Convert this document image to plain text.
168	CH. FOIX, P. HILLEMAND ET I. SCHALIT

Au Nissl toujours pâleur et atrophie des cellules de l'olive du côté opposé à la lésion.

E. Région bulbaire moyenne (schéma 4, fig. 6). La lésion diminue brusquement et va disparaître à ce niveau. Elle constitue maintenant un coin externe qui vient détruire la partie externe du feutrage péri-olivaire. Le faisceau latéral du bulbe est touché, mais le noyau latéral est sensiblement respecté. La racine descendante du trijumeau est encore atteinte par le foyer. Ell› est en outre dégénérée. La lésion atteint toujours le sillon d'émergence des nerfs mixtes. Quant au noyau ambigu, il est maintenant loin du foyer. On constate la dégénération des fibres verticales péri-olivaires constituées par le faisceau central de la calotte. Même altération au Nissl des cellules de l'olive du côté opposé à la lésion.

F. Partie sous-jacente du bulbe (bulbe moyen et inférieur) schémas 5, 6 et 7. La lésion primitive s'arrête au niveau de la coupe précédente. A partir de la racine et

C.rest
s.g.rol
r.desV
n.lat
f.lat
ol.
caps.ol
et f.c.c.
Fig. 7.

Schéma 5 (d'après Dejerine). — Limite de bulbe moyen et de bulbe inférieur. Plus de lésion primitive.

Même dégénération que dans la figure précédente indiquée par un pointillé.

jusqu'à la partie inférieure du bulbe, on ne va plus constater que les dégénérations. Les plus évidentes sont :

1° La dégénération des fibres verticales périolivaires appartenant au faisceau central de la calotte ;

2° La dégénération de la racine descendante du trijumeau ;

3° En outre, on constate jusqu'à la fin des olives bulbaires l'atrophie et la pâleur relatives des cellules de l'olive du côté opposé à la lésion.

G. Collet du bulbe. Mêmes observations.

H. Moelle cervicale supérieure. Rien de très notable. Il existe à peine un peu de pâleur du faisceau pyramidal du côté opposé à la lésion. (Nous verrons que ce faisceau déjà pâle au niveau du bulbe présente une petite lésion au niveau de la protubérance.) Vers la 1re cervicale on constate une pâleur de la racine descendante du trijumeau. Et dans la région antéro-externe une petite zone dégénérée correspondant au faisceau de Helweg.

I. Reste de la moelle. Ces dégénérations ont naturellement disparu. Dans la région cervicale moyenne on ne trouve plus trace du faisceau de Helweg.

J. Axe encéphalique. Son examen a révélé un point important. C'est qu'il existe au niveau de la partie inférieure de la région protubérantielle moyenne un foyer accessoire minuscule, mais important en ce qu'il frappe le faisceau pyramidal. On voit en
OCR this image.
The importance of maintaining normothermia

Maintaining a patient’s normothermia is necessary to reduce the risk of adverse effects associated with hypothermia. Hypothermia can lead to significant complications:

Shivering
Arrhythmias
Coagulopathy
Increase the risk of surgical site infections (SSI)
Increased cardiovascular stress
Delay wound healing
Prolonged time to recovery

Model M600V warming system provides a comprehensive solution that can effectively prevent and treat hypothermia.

• THE REQUEST
Quote the data in full, keeping each word unchanged.

• RESULT FOR THIS EXERCISE
Convert this document image to plain text.
168	CH. FOIX, P. HILLEMAND ET I. SCHALIT

Au Nissl toujours pâleur et atrophie des cellules de l'olive du côté opposé à la lésion.

E. Région bulbaire moyenne (schéma 4, fig. 6). La lésion diminue brusquement et va disparaître à ce niveau. Elle constitue maintenant un coin externe qui vient détruire la partie externe du feutrage péri-olivaire. Le faisceau latéral du bulbe est touché, mais le noyau latéral est sensiblement respecté. La racine descendante du trijumeau est encore atteinte par le foyer. Ell› est en outre dégénérée. La lésion atteint toujours le sillon d'émergence des nerfs mixtes. Quant au noyau ambigu, il est maintenant loin du foyer. On constate la dégénération des fibres verticales péri-olivaires constituées par le faisceau central de la calotte. Même altération au Nissl des cellules de l'olive du côté opposé à la lésion.

F. Partie sous-jacente du bulbe (bulbe moyen et inférieur) schémas 5, 6 et 7. La lésion primitive s'arrête au niveau de la coupe précédente. A partir de la racine et

C.rest
s.g.rol
r.desV
n.lat
f.lat
ol.
caps.ol
et f.c.c.
Fig. 7.

Schéma 5 (d'après Dejerine). — Limite de bulbe moyen et de bulbe inférieur. Plus de lésion primitive.

Même dégénération que dans la figure précédente indiquée par un pointillé.

jusqu'à la partie inférieure du bulbe, on ne va plus constater que les dégénérations. Les plus évidentes sont :

1° La dégénération des fibres verticales périolivaires appartenant au faisceau central de la calotte ;

2° La dégénération de la racine descendante du trijumeau ;

3° En outre, on constate jusqu'à la fin des olives bulbaires l'atrophie et la pâleur relatives des cellules de l'olive du côté opposé à la lésion.

G. Collet du bulbe. Mêmes observations.

H. Moelle cervicale supérieure. Rien de très notable. Il existe à peine un peu de pâleur du faisceau pyramidal du côté opposé à la lésion. (Nous verrons que ce faisceau déjà pâle au niveau du bulbe présente une petite lésion au niveau de la protubérance.) Vers la 1re cervicale on constate une pâleur de la racine descendante du trijumeau. Et dans la région antéro-externe une petite zone dégénérée correspondant au faisceau de Helweg.

I. Reste de la moelle. Ces dégénérations ont naturellement disparu. Dans la région cervicale moyenne on ne trouve plus trace du faisceau de Helweg.

J. Axe encéphalique. Son examen a révélé un point important. C'est qu'il existe au niveau de la partie inférieure de la région protubérantielle moyenne un foyer accessoire minuscule, mais important en ce qu'il frappe le faisceau pyramidal. On voit en
OCR this image.
The importance of maintaining normothermia

Maintaining a patient’s normothermia is necessary to reduce the risk of adverse effects associated with hypothermia. Hypothermia can lead to significant complications:

Shivering
Arrhythmias
Coagulopathy
Increase the risk of surgical site infections (SSI)
Increased cardiovascular stress
Delay wound healing
Prolonged time to recovery

Model M600V warming system provides a comprehensive solution that can effectively prevent and treat hypothermia.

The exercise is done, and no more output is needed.